Problem requirements:
The entries below are to be repeated exactly as they stand.

Extracted material:
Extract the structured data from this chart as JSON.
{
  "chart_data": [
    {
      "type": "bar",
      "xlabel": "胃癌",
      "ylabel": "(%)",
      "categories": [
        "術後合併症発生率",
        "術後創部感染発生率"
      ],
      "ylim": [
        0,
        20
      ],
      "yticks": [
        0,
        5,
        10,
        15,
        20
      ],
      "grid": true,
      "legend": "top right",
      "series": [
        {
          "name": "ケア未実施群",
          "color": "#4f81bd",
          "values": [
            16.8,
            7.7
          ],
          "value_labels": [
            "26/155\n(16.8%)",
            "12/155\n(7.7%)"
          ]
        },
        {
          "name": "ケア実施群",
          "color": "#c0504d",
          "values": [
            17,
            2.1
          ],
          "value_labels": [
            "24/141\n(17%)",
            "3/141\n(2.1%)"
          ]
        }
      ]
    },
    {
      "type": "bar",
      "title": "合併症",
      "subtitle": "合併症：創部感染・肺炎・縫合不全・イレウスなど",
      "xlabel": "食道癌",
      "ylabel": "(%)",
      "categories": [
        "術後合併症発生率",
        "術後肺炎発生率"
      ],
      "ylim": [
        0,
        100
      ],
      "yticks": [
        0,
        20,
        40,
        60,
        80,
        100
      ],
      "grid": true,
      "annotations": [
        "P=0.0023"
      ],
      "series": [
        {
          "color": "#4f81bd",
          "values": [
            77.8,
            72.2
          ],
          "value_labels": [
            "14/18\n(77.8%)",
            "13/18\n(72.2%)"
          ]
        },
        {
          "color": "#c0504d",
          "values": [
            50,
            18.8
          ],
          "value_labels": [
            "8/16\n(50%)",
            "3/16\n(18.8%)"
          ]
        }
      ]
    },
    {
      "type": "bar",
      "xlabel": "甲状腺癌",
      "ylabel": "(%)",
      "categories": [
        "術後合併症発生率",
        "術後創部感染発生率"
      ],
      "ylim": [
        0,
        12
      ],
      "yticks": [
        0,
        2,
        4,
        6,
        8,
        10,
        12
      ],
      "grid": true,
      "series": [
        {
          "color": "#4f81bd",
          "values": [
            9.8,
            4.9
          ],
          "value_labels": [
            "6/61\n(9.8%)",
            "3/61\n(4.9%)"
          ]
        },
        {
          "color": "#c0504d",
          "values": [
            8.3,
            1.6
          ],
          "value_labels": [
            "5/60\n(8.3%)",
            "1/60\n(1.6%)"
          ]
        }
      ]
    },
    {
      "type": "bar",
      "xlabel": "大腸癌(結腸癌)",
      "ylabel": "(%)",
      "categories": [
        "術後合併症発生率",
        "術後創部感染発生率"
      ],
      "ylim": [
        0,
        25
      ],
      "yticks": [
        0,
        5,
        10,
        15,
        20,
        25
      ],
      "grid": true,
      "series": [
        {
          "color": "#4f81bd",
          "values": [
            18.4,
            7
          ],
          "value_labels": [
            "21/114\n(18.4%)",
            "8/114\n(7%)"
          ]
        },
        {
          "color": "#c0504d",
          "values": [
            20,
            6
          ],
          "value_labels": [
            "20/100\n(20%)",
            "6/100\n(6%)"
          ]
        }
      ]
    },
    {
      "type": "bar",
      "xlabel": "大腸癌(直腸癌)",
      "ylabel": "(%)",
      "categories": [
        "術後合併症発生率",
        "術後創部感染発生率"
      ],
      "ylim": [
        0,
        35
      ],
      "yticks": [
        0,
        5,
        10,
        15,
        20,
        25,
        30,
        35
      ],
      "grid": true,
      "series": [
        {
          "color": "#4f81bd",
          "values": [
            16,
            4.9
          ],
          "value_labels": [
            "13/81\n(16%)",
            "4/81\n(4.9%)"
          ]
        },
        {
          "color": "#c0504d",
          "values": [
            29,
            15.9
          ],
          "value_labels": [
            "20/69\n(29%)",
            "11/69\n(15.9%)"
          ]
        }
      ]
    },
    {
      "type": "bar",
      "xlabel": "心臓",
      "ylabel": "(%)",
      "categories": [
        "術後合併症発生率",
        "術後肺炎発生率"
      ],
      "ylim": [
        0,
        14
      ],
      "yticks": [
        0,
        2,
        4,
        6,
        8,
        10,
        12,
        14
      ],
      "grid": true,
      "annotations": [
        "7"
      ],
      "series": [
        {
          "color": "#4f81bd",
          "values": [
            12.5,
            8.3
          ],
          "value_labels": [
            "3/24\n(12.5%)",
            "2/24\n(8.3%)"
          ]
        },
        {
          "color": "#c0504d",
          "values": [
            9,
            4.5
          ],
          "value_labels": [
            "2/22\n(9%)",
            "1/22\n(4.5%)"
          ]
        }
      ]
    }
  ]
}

Response to the exercise:
Extract the structured data from this chart as JSON.
{
  "chart_data": [
    {
      "type": "bar",
      "xlabel": "胃癌",
      "ylabel": "(%)",
      "categories": [
        "術後合併症発生率",
        "術後創部感染発生率"
      ],
      "ylim": [
        0,
        20
      ],
      "yticks": [
        0,
        5,
        10,
        15,
        20
      ],
      "grid": true,
      "legend": "top right",
      "series": [
        {
          "name": "ケア未実施群",
          "color": "#4f81bd",
          "values": [
            16.8,
            7.7
          ],
          "value_labels": [
            "26/155\n(16.8%)",
            "12/155\n(7.7%)"
          ]
        },
        {
          "name": "ケア実施群",
          "color": "#c0504d",
          "values": [
            17,
            2.1
          ],
          "value_labels": [
            "24/141\n(17%)",
            "3/141\n(2.1%)"
          ]
        }
      ]
    },
    {
      "type": "bar",
      "title": "合併症",
      "subtitle": "合併症：創部感染・肺炎・縫合不全・イレウスなど",
      "xlabel": "食道癌",
      "ylabel": "(%)",
      "categories": [
        "術後合併症発生率",
        "術後肺炎発生率"
      ],
      "ylim": [
        0,
        100
      ],
      "yticks": [
        0,
        20,
        40,
        60,
        80,
        100
      ],
      "grid": true,
      "annotations": [
        "P=0.0023"
      ],
      "series": [
        {
          "color": "#4f81bd",
          "values": [
            77.8,
            72.2
          ],
          "value_labels": [
            "14/18\n(77.8%)",
            "13/18\n(72.2%)"
          ]
        },
        {
          "color": "#c0504d",
          "values": [
            50,
            18.8
          ],
          "value_labels": [
            "8/16\n(50%)",
            "3/16\n(18.8%)"
          ]
        }
      ]
    },
    {
      "type": "bar",
      "xlabel": "甲状腺癌",
      "ylabel": "(%)",
      "categories": [
        "術後合併症発生率",
        "術後創部感染発生率"
      ],
      "ylim": [
        0,
        12
      ],
      "yticks": [
        0,
        2,
        4,
        6,
        8,
        10,
        12
      ],
      "grid": true,
      "series": [
        {
          "color": "#4f81bd",
          "values": [
            9.8,
            4.9
          ],
          "value_labels": [
            "6/61\n(9.8%)",
            "3/61\n(4.9%)"
          ]
        },
        {
          "color": "#c0504d",
          "values": [
            8.3,
            1.6
          ],
          "value_labels": [
            "5/60\n(8.3%)",
            "1/60\n(1.6%)"
          ]
        }
      ]
    },
    {
      "type": "bar",
      "xlabel": "大腸癌(結腸癌)",
      "ylabel": "(%)",
      "categories": [
        "術後合併症発生率",
        "術後創部感染発生率"
      ],
      "ylim": [
        0,
        25
      ],
      "yticks": [
        0,
        5,
        10,
        15,
        20,
        25
      ],
      "grid": true,
      "series": [
        {
          "color": "#4f81bd",
          "values": [
            18.4,
            7
          ],
          "value_labels": [
            "21/114\n(18.4%)",
            "8/114\n(7%)"
          ]
        },
        {
          "color": "#c0504d",
          "values": [
            20,
            6
          ],
          "value_labels": [
            "20/100\n(20%)",
            "6/100\n(6%)"
          ]
        }
      ]
    },
    {
      "type": "bar",
      "xlabel": "大腸癌(直腸癌)",
      "ylabel": "(%)",
      "categories": [
        "術後合併症発生率",
        "術後創部感染発生率"
      ],
      "ylim": [
        0,
        35
      ],
      "yticks": [
        0,
        5,
        10,
        15,
        20,
        25,
        30,
        35
      ],
      "grid": true,
      "series": [
        {
          "color": "#4f81bd",
          "values": [
            16,
            4.9
          ],
          "value_labels": [
            "13/81\n(16%)",
            "4/81\n(4.9%)"
          ]
        },
        {
          "color": "#c0504d",
          "values": [
            29,
            15.9
          ],
          "value_labels": [
            "20/69\n(29%)",
            "11/69\n(15.9%)"
          ]
        }
      ]
    },
    {
      "type": "bar",
      "xlabel": "心臓",
      "ylabel": "(%)",
      "categories": [
        "術後合併症発生率",
        "術後肺炎発生率"
      ],
      "ylim": [
        0,
        14
      ],
      "yticks": [
        0,
        2,
        4,
        6,
        8,
        10,
        12,
        14
      ],
      "grid": true,
      "annotations": [
        "7"
      ],
      "series": [
        {
          "color": "#4f81bd",
          "values": [
            12.5,
            8.3
          ],
          "value_labels": [
            "3/24\n(12.5%)",
            "2/24\n(8.3%)"
          ]
        },
        {
          "color": "#c0504d",
          "values": [
            9,
            4.5
          ],
          "value_labels": [
            "2/22\n(9%)",
            "1/22\n(4.5%)"
          ]
        }
      ]
    }
  ]
}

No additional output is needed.